Dataset rows:
------------------------------

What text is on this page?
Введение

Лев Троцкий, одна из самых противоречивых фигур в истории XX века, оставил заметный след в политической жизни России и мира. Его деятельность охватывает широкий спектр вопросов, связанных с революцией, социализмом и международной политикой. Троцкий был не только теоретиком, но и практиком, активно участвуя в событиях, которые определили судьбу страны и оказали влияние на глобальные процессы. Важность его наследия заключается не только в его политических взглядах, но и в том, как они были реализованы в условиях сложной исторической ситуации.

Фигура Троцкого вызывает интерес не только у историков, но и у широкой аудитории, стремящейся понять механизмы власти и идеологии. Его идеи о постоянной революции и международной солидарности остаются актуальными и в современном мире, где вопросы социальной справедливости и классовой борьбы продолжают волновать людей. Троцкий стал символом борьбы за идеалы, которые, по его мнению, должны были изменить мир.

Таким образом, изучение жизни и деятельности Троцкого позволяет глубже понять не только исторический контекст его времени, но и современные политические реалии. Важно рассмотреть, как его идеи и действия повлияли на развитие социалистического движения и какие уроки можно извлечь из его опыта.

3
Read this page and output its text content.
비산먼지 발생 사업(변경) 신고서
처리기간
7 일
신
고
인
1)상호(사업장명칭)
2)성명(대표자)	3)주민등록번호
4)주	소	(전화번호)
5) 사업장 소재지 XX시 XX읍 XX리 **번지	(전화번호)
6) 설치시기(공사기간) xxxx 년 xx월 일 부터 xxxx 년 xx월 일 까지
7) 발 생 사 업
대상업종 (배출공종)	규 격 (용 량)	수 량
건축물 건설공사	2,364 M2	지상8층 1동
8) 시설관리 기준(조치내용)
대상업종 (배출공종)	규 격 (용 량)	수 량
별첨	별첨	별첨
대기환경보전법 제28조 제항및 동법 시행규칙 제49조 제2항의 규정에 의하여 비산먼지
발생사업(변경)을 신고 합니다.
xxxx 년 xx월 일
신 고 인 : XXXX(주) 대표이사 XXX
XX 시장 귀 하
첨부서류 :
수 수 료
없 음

------------------------------

> STATED TASK
Set down all of the records shown above once more, exactly.

> THE RESPONSE
What text is on this page?
Введение

Лев Троцкий, одна из самых противоречивых фигур в истории XX века, оставил заметный след в политической жизни России и мира. Его деятельность охватывает широкий спектр вопросов, связанных с революцией, социализмом и международной политикой. Троцкий был не только теоретиком, но и практиком, активно участвуя в событиях, которые определили судьбу страны и оказали влияние на глобальные процессы. Важность его наследия заключается не только в его политических взглядах, но и в том, как они были реализованы в условиях сложной исторической ситуации.

Фигура Троцкого вызывает интерес не только у историков, но и у широкой аудитории, стремящейся понять механизмы власти и идеологии. Его идеи о постоянной революции и международной солидарности остаются актуальными и в современном мире, где вопросы социальной справедливости и классовой борьбы продолжают волновать людей. Троцкий стал символом борьбы за идеалы, которые, по его мнению, должны были изменить мир.

Таким образом, изучение жизни и деятельности Троцкого позволяет глубже понять не только исторический контекст его времени, но и современные политические реалии. Важно рассмотреть, как его идеи и действия повлияли на развитие социалистического движения и какие уроки можно извлечь из его опыта.

3
Read this page and output its text content.
비산먼지 발생 사업(변경) 신고서
처리기간
7 일
신
고
인
1)상호(사업장명칭)
2)성명(대표자)	3)주민등록번호
4)주	소	(전화번호)
5) 사업장 소재지 XX시 XX읍 XX리 **번지	(전화번호)
6) 설치시기(공사기간) xxxx 년 xx월 일 부터 xxxx 년 xx월 일 까지
7) 발 생 사 업
대상업종 (배출공종)	규 격 (용 량)	수 량
건축물 건설공사	2,364 M2	지상8층 1동
8) 시설관리 기준(조치내용)
대상업종 (배출공종)	규 격 (용 량)	수 량
별첨	별첨	별첨
대기환경보전법 제28조 제항및 동법 시행규칙 제49조 제2항의 규정에 의하여 비산먼지
발생사업(변경)을 신고 합니다.
xxxx 년 xx월 일
신 고 인 : XXXX(주) 대표이사 XXX
XX 시장 귀 하
첨부서류 :
수 수 료
없 음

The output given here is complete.